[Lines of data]
= = = = =

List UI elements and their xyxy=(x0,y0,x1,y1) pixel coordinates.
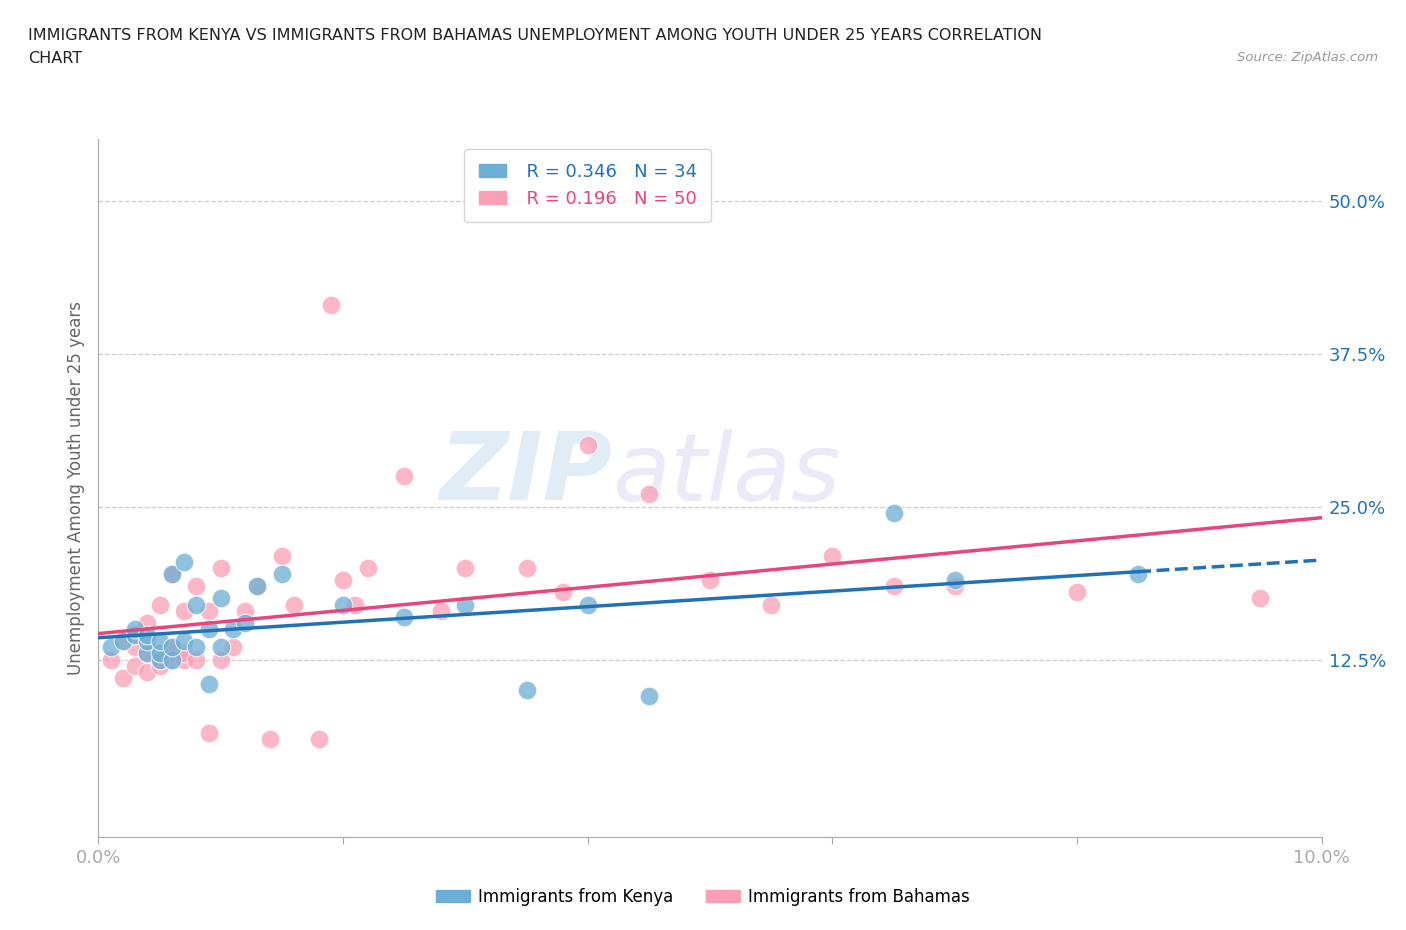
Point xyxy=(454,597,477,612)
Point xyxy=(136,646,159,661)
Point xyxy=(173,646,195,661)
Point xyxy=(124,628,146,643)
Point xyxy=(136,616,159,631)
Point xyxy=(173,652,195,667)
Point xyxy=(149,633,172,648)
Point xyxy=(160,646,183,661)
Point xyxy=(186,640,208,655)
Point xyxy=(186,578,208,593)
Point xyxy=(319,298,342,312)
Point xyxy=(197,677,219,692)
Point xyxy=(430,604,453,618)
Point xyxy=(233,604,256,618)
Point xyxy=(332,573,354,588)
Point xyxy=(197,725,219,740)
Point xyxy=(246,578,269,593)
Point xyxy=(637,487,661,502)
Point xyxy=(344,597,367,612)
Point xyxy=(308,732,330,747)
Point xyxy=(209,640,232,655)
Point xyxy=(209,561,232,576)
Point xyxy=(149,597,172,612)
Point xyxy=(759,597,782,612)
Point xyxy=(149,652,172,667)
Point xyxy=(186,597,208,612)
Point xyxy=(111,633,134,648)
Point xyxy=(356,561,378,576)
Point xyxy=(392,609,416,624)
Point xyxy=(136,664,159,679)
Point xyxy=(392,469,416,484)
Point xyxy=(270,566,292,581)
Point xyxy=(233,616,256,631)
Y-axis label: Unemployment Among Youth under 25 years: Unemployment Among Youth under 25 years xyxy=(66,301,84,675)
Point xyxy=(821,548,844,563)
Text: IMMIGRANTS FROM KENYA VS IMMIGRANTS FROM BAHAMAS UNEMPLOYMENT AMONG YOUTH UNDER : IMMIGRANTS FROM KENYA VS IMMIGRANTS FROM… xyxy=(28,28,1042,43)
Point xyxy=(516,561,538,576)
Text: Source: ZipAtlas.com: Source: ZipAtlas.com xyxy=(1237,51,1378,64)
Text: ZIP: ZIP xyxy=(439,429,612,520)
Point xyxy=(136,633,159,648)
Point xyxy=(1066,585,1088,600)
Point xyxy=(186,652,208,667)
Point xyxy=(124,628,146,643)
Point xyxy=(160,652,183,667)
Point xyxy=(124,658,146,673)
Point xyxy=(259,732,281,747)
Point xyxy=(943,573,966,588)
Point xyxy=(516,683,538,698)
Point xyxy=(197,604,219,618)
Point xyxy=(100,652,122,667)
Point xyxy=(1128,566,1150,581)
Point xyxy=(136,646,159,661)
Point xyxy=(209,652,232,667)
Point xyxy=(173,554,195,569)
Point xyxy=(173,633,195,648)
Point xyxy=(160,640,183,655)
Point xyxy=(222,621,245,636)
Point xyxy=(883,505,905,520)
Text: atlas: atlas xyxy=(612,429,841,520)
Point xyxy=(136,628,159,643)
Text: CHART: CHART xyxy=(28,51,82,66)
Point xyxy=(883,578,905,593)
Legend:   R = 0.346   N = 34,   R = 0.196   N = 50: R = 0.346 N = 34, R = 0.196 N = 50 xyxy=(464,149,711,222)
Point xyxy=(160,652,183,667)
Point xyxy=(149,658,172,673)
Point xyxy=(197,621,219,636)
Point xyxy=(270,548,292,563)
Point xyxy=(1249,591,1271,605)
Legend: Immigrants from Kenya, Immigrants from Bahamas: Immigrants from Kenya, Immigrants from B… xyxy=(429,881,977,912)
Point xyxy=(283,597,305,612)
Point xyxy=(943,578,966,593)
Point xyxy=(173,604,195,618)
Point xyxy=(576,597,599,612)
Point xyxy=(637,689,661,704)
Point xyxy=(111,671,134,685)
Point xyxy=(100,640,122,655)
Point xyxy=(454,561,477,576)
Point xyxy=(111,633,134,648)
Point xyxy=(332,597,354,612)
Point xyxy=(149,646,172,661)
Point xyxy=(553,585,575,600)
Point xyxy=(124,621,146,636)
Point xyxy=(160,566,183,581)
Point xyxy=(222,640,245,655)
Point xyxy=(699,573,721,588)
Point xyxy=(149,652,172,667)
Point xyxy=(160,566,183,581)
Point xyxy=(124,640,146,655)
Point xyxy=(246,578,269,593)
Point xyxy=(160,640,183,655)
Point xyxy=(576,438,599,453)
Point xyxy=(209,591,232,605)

= = = = =

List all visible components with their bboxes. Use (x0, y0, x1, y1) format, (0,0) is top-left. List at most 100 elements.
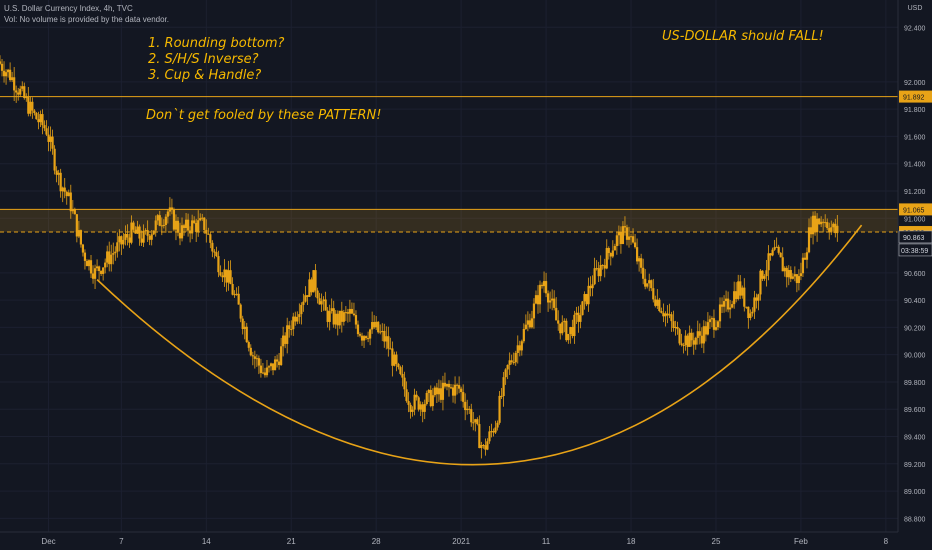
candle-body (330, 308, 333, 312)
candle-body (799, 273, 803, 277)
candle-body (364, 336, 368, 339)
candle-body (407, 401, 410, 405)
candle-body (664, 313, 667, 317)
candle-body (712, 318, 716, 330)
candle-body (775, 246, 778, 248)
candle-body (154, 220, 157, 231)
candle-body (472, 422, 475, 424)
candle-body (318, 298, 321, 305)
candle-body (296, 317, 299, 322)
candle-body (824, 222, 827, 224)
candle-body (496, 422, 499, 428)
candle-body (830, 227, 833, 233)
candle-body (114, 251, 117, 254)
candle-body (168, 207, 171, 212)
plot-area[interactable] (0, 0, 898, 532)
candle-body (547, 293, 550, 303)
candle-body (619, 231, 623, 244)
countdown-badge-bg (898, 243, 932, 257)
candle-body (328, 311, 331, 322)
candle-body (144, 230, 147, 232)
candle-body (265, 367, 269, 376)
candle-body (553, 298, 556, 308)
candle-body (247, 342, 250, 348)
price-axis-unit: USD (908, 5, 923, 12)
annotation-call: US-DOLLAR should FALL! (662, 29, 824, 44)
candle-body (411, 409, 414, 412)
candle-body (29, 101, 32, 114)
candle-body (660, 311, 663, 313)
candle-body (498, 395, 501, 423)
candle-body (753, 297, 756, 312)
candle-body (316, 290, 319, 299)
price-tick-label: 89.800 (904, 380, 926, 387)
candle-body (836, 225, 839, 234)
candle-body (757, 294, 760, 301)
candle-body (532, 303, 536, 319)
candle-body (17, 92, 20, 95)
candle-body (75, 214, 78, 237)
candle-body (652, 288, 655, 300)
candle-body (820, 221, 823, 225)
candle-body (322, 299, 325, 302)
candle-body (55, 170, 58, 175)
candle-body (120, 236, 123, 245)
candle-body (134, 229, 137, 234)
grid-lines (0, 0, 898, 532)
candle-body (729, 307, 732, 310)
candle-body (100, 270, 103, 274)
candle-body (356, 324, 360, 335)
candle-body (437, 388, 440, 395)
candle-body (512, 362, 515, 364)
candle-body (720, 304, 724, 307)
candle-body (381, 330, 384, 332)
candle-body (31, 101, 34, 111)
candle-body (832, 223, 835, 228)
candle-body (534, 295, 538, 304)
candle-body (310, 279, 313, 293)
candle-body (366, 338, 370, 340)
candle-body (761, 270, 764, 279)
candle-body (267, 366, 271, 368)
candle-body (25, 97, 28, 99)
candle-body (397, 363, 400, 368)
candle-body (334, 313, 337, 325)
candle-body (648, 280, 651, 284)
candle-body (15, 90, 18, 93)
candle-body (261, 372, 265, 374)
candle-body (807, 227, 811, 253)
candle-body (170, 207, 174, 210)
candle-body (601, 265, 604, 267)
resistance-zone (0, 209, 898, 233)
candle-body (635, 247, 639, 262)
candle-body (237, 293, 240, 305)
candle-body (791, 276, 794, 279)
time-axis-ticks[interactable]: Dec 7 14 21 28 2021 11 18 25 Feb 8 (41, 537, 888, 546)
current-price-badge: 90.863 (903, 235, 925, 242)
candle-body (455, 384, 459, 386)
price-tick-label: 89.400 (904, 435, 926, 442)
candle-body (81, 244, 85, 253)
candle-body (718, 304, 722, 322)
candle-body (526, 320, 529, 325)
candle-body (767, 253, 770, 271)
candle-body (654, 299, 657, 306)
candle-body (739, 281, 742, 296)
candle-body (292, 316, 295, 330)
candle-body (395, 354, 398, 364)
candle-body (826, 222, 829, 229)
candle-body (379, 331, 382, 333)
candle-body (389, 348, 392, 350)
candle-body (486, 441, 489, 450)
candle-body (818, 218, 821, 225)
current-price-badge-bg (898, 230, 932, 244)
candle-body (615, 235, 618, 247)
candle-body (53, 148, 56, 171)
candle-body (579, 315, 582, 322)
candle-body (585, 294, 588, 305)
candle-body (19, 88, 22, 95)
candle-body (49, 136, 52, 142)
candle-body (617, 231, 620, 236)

= = = = =

Copy the lines from the one with "candle-body (330, 308, 333, 312)" up to and including the one with "plot-area[interactable] (0, 0, 898, 532)".

candle-body (330, 308, 333, 312)
candle-body (799, 273, 803, 277)
candle-body (364, 336, 368, 339)
candle-body (407, 401, 410, 405)
candle-body (664, 313, 667, 317)
candle-body (712, 318, 716, 330)
candle-body (775, 246, 778, 248)
candle-body (154, 220, 157, 231)
candle-body (472, 422, 475, 424)
candle-body (318, 298, 321, 305)
candle-body (296, 317, 299, 322)
candle-body (824, 222, 827, 224)
candle-body (496, 422, 499, 428)
candle-body (830, 227, 833, 233)
candle-body (114, 251, 117, 254)
candle-body (168, 207, 171, 212)
plot-area[interactable] (0, 0, 898, 532)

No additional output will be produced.